* _Given request_:
Where a line holds "color", copy it.

Structured figure records:
[start]

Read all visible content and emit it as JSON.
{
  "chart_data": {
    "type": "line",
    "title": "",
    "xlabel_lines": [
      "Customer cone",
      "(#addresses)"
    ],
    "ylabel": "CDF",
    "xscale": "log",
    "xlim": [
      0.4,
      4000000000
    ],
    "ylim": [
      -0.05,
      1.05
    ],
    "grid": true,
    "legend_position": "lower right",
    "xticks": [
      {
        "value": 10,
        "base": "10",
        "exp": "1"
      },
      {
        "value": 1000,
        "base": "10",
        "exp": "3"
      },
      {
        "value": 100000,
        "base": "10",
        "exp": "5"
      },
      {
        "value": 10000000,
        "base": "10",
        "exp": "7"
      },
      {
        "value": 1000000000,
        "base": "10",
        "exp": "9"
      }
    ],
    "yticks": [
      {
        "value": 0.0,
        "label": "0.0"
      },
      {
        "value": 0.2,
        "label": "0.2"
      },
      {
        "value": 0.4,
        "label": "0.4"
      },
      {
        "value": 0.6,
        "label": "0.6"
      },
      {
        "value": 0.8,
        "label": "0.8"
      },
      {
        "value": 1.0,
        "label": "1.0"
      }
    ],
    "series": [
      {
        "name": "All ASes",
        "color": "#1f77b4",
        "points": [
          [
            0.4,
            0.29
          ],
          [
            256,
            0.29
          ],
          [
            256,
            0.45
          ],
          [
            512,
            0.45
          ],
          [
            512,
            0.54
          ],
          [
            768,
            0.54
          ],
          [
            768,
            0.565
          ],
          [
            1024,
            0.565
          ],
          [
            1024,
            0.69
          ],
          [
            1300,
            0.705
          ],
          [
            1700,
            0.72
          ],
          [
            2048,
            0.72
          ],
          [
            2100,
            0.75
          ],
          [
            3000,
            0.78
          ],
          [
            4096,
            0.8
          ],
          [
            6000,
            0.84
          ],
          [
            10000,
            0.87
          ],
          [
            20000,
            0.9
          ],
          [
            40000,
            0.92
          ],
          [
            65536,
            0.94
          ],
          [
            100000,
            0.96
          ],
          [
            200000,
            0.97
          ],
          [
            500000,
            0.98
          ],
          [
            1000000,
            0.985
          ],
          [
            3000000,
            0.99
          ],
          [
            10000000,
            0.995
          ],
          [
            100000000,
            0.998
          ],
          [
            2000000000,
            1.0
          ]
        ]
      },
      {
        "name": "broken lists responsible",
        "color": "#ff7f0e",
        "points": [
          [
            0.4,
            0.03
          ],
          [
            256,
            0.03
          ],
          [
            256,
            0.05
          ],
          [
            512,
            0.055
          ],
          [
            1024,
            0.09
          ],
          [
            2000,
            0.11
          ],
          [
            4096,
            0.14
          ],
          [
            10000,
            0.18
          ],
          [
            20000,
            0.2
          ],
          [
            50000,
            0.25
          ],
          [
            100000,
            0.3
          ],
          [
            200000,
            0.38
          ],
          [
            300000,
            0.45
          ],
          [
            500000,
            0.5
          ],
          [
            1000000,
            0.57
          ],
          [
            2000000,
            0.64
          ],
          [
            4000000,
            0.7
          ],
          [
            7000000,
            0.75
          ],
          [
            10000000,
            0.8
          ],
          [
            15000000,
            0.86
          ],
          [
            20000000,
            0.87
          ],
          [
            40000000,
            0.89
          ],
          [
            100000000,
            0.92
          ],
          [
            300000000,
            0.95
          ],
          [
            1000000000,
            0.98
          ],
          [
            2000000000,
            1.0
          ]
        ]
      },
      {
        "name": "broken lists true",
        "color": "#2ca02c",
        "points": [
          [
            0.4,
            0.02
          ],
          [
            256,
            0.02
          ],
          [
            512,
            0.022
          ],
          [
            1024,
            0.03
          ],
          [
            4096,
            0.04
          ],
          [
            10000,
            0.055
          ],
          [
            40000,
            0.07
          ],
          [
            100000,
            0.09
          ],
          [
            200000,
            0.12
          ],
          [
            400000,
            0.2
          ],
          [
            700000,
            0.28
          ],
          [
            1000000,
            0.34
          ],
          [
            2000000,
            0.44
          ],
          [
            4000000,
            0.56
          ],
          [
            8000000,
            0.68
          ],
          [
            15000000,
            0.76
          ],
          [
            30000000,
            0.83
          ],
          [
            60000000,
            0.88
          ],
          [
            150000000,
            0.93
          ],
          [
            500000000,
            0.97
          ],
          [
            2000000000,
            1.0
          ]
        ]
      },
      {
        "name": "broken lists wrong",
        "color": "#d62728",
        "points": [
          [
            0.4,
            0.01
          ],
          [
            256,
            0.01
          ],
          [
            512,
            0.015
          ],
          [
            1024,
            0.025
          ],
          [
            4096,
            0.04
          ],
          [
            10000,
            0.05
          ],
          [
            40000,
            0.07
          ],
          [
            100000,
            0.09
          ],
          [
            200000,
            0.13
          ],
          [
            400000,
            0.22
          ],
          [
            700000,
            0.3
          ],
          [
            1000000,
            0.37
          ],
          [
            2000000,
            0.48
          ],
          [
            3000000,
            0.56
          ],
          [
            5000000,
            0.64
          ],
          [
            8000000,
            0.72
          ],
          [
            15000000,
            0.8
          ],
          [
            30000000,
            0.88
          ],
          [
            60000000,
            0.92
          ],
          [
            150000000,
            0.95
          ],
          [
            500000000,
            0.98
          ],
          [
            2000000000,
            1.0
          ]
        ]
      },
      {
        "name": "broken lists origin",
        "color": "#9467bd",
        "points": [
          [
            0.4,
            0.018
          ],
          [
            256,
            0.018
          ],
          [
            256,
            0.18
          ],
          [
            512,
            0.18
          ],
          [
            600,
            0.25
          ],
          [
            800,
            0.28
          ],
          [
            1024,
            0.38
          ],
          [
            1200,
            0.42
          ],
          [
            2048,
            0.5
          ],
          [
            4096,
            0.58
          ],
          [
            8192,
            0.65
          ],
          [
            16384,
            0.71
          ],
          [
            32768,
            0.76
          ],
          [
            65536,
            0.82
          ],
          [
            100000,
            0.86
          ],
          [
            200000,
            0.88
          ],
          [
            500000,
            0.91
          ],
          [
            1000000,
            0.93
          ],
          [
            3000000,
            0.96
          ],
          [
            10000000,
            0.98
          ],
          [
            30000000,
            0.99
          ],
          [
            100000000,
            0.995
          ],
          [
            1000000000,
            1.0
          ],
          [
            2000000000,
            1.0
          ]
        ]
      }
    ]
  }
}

[end]

* _Result for this exercise_:
        "color": "#1f77b4",
        "color": "#ff7f0e",
        "color": "#2ca02c",
        "color": "#d62728",
        "color": "#9467bd",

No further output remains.